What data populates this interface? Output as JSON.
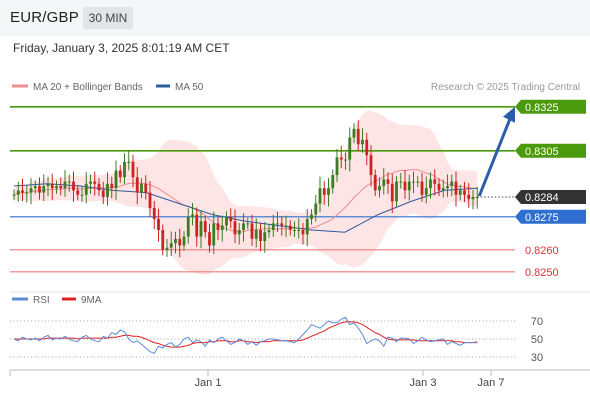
{
  "header": {
    "symbol": "EUR/GBP",
    "timeframe": "30 MIN",
    "timestamp": "Friday, January 3, 2025 8:01:19 AM CET"
  },
  "legend": {
    "ma20_label": "MA 20 + Bollinger Bands",
    "ma50_label": "MA 50",
    "credit": "Research © 2025 Trading Central",
    "rsi_label": "RSI",
    "rsi_ma_label": "9MA"
  },
  "colors": {
    "ma20": "#f08c8c",
    "ma50": "#2e5a9e",
    "bollinger_fill": "#fde1e1",
    "candle_up": "#3a7d22",
    "candle_down": "#cc2222",
    "resistance": "#4a9a0c",
    "pivot": "#2f6fd1",
    "support": "#ef7b7b",
    "price_badge": "#333333",
    "rsi": "#5b8bd9",
    "rsi_ma": "#e02020",
    "arrow": "#2b5ea7"
  },
  "chart_data": [
    {
      "type": "candlestick",
      "title": "EUR/GBP",
      "timeframe": "30 MIN",
      "x_ticks": [
        "Jan 1",
        "Jan 3",
        "Jan 7"
      ],
      "ylim": [
        0.8244,
        0.8329
      ],
      "levels": [
        {
          "value": 0.8325,
          "label": "0.8325",
          "kind": "resistance"
        },
        {
          "value": 0.8305,
          "label": "0.8305",
          "kind": "resistance"
        },
        {
          "value": 0.8284,
          "label": "0.8284",
          "kind": "last_price"
        },
        {
          "value": 0.8275,
          "label": "0.8275",
          "kind": "pivot"
        },
        {
          "value": 0.826,
          "label": "0.8260",
          "kind": "support"
        },
        {
          "value": 0.825,
          "label": "0.8250",
          "kind": "support"
        }
      ],
      "close": [
        0.8285,
        0.8287,
        0.8286,
        0.8286,
        0.8288,
        0.8289,
        0.8286,
        0.8289,
        0.829,
        0.8288,
        0.8289,
        0.8288,
        0.8291,
        0.8291,
        0.8287,
        0.8285,
        0.8285,
        0.829,
        0.8291,
        0.829,
        0.8287,
        0.8284,
        0.829,
        0.8288,
        0.8296,
        0.8293,
        0.83,
        0.83,
        0.8293,
        0.8286,
        0.829,
        0.8286,
        0.8279,
        0.8274,
        0.8269,
        0.826,
        0.8261,
        0.8263,
        0.8265,
        0.8262,
        0.8266,
        0.8275,
        0.8276,
        0.8266,
        0.8273,
        0.8268,
        0.8262,
        0.8272,
        0.8269,
        0.8271,
        0.8275,
        0.8273,
        0.8267,
        0.8269,
        0.8272,
        0.8272,
        0.8265,
        0.8269,
        0.8264,
        0.8268,
        0.8269,
        0.8272,
        0.8272,
        0.8271,
        0.8271,
        0.8269,
        0.8269,
        0.8269,
        0.8267,
        0.8274,
        0.8276,
        0.8281,
        0.8288,
        0.8285,
        0.8288,
        0.8294,
        0.8302,
        0.8301,
        0.8301,
        0.8311,
        0.8315,
        0.8308,
        0.831,
        0.8303,
        0.8294,
        0.8287,
        0.8289,
        0.8292,
        0.829,
        0.8282,
        0.8291,
        0.8291,
        0.8287,
        0.8291,
        0.8291,
        0.8291,
        0.8285,
        0.8288,
        0.8292,
        0.829,
        0.8287,
        0.8288,
        0.8289,
        0.8291,
        0.8285,
        0.8287,
        0.8285,
        0.8283,
        0.8284,
        0.8284
      ],
      "ma50_approx": [
        0.8289,
        0.829,
        0.8289,
        0.8287,
        0.8286,
        0.8281,
        0.8276,
        0.8273,
        0.8271,
        0.8269,
        0.8268,
        0.8276,
        0.8282,
        0.8287,
        0.8288
      ],
      "x_ticks_tail": [
        "Jan 3",
        "Jan 7"
      ],
      "forecast_target": 0.8325
    },
    {
      "type": "line",
      "title": "RSI",
      "series": [
        {
          "name": "RSI"
        },
        {
          "name": "9MA"
        }
      ],
      "yticks": [
        70,
        50,
        30
      ],
      "ylim": [
        20,
        80
      ],
      "rsi": [
        50,
        48,
        52,
        50,
        49,
        51,
        48,
        52,
        54,
        49,
        51,
        50,
        53,
        50,
        48,
        47,
        52,
        54,
        50,
        48,
        47,
        53,
        51,
        57,
        55,
        60,
        58,
        50,
        46,
        48,
        44,
        40,
        36,
        34,
        42,
        40,
        44,
        46,
        41,
        44,
        50,
        52,
        46,
        49,
        47,
        42,
        49,
        46,
        50,
        52,
        48,
        44,
        46,
        50,
        48,
        44,
        47,
        43,
        47,
        48,
        50,
        50,
        49,
        48,
        48,
        47,
        46,
        50,
        55,
        60,
        66,
        64,
        62,
        66,
        70,
        68,
        68,
        72,
        74,
        66,
        68,
        62,
        55,
        45,
        48,
        50,
        48,
        42,
        52,
        51,
        47,
        51,
        51,
        50,
        45,
        48,
        52,
        49,
        47,
        48,
        49,
        50,
        44,
        47,
        45,
        43,
        46,
        46,
        46,
        47
      ],
      "rsi_9ma": [
        50,
        50,
        50,
        50,
        50,
        50,
        50,
        50,
        51,
        51,
        51,
        51,
        51,
        51,
        51,
        50,
        51,
        51,
        51,
        51,
        51,
        51,
        51,
        52,
        52,
        53,
        54,
        54,
        53,
        53,
        52,
        50,
        48,
        46,
        45,
        43,
        42,
        41,
        41,
        41,
        42,
        43,
        45,
        46,
        46,
        46,
        47,
        47,
        48,
        48,
        48,
        47,
        47,
        48,
        48,
        47,
        47,
        46,
        47,
        47,
        47,
        48,
        48,
        48,
        48,
        48,
        48,
        48,
        49,
        51,
        53,
        55,
        57,
        59,
        62,
        64,
        66,
        68,
        69,
        69,
        69,
        68,
        66,
        63,
        60,
        57,
        55,
        52,
        50,
        49,
        49,
        49,
        49,
        49,
        49,
        48,
        48,
        48,
        48,
        48,
        48,
        48,
        48,
        48,
        47,
        47,
        46,
        46,
        46,
        46
      ]
    }
  ]
}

====

▶ Your instructions
Without the pictures, restate all the entries above exactly.

▶ Task result
What data populates this interface? Output as JSON.
{
  "header": {
    "symbol": "EUR/GBP",
    "timeframe": "30 MIN",
    "timestamp": "Friday, January 3, 2025 8:01:19 AM CET"
  },
  "legend": {
    "ma20_label": "MA 20 + Bollinger Bands",
    "ma50_label": "MA 50",
    "credit": "Research © 2025 Trading Central",
    "rsi_label": "RSI",
    "rsi_ma_label": "9MA"
  },
  "colors": {
    "ma20": "#f08c8c",
    "ma50": "#2e5a9e",
    "bollinger_fill": "#fde1e1",
    "candle_up": "#3a7d22",
    "candle_down": "#cc2222",
    "resistance": "#4a9a0c",
    "pivot": "#2f6fd1",
    "support": "#ef7b7b",
    "price_badge": "#333333",
    "rsi": "#5b8bd9",
    "rsi_ma": "#e02020",
    "arrow": "#2b5ea7"
  },
  "chart_data": [
    {
      "type": "candlestick",
      "title": "EUR/GBP",
      "timeframe": "30 MIN",
      "x_ticks": [
        "Jan 1",
        "Jan 3",
        "Jan 7"
      ],
      "ylim": [
        0.8244,
        0.8329
      ],
      "levels": [
        {
          "value": 0.8325,
          "label": "0.8325",
          "kind": "resistance"
        },
        {
          "value": 0.8305,
          "label": "0.8305",
          "kind": "resistance"
        },
        {
          "value": 0.8284,
          "label": "0.8284",
          "kind": "last_price"
        },
        {
          "value": 0.8275,
          "label": "0.8275",
          "kind": "pivot"
        },
        {
          "value": 0.826,
          "label": "0.8260",
          "kind": "support"
        },
        {
          "value": 0.825,
          "label": "0.8250",
          "kind": "support"
        }
      ],
      "close": [
        0.8285,
        0.8287,
        0.8286,
        0.8286,
        0.8288,
        0.8289,
        0.8286,
        0.8289,
        0.829,
        0.8288,
        0.8289,
        0.8288,
        0.8291,
        0.8291,
        0.8287,
        0.8285,
        0.8285,
        0.829,
        0.8291,
        0.829,
        0.8287,
        0.8284,
        0.829,
        0.8288,
        0.8296,
        0.8293,
        0.83,
        0.83,
        0.8293,
        0.8286,
        0.829,
        0.8286,
        0.8279,
        0.8274,
        0.8269,
        0.826,
        0.8261,
        0.8263,
        0.8265,
        0.8262,
        0.8266,
        0.8275,
        0.8276,
        0.8266,
        0.8273,
        0.8268,
        0.8262,
        0.8272,
        0.8269,
        0.8271,
        0.8275,
        0.8273,
        0.8267,
        0.8269,
        0.8272,
        0.8272,
        0.8265,
        0.8269,
        0.8264,
        0.8268,
        0.8269,
        0.8272,
        0.8272,
        0.8271,
        0.8271,
        0.8269,
        0.8269,
        0.8269,
        0.8267,
        0.8274,
        0.8276,
        0.8281,
        0.8288,
        0.8285,
        0.8288,
        0.8294,
        0.8302,
        0.8301,
        0.8301,
        0.8311,
        0.8315,
        0.8308,
        0.831,
        0.8303,
        0.8294,
        0.8287,
        0.8289,
        0.8292,
        0.829,
        0.8282,
        0.8291,
        0.8291,
        0.8287,
        0.8291,
        0.8291,
        0.8291,
        0.8285,
        0.8288,
        0.8292,
        0.829,
        0.8287,
        0.8288,
        0.8289,
        0.8291,
        0.8285,
        0.8287,
        0.8285,
        0.8283,
        0.8284,
        0.8284
      ],
      "ma50_approx": [
        0.8289,
        0.829,
        0.8289,
        0.8287,
        0.8286,
        0.8281,
        0.8276,
        0.8273,
        0.8271,
        0.8269,
        0.8268,
        0.8276,
        0.8282,
        0.8287,
        0.8288
      ],
      "x_ticks_tail": [
        "Jan 3",
        "Jan 7"
      ],
      "forecast_target": 0.8325
    },
    {
      "type": "line",
      "title": "RSI",
      "series": [
        {
          "name": "RSI"
        },
        {
          "name": "9MA"
        }
      ],
      "yticks": [
        70,
        50,
        30
      ],
      "ylim": [
        20,
        80
      ],
      "rsi": [
        50,
        48,
        52,
        50,
        49,
        51,
        48,
        52,
        54,
        49,
        51,
        50,
        53,
        50,
        48,
        47,
        52,
        54,
        50,
        48,
        47,
        53,
        51,
        57,
        55,
        60,
        58,
        50,
        46,
        48,
        44,
        40,
        36,
        34,
        42,
        40,
        44,
        46,
        41,
        44,
        50,
        52,
        46,
        49,
        47,
        42,
        49,
        46,
        50,
        52,
        48,
        44,
        46,
        50,
        48,
        44,
        47,
        43,
        47,
        48,
        50,
        50,
        49,
        48,
        48,
        47,
        46,
        50,
        55,
        60,
        66,
        64,
        62,
        66,
        70,
        68,
        68,
        72,
        74,
        66,
        68,
        62,
        55,
        45,
        48,
        50,
        48,
        42,
        52,
        51,
        47,
        51,
        51,
        50,
        45,
        48,
        52,
        49,
        47,
        48,
        49,
        50,
        44,
        47,
        45,
        43,
        46,
        46,
        46,
        47
      ],
      "rsi_9ma": [
        50,
        50,
        50,
        50,
        50,
        50,
        50,
        50,
        51,
        51,
        51,
        51,
        51,
        51,
        51,
        50,
        51,
        51,
        51,
        51,
        51,
        51,
        51,
        52,
        52,
        53,
        54,
        54,
        53,
        53,
        52,
        50,
        48,
        46,
        45,
        43,
        42,
        41,
        41,
        41,
        42,
        43,
        45,
        46,
        46,
        46,
        47,
        47,
        48,
        48,
        48,
        47,
        47,
        48,
        48,
        47,
        47,
        46,
        47,
        47,
        47,
        48,
        48,
        48,
        48,
        48,
        48,
        48,
        49,
        51,
        53,
        55,
        57,
        59,
        62,
        64,
        66,
        68,
        69,
        69,
        69,
        68,
        66,
        63,
        60,
        57,
        55,
        52,
        50,
        49,
        49,
        49,
        49,
        49,
        49,
        48,
        48,
        48,
        48,
        48,
        48,
        48,
        48,
        48,
        47,
        47,
        46,
        46,
        46,
        46
      ]
    }
  ]
}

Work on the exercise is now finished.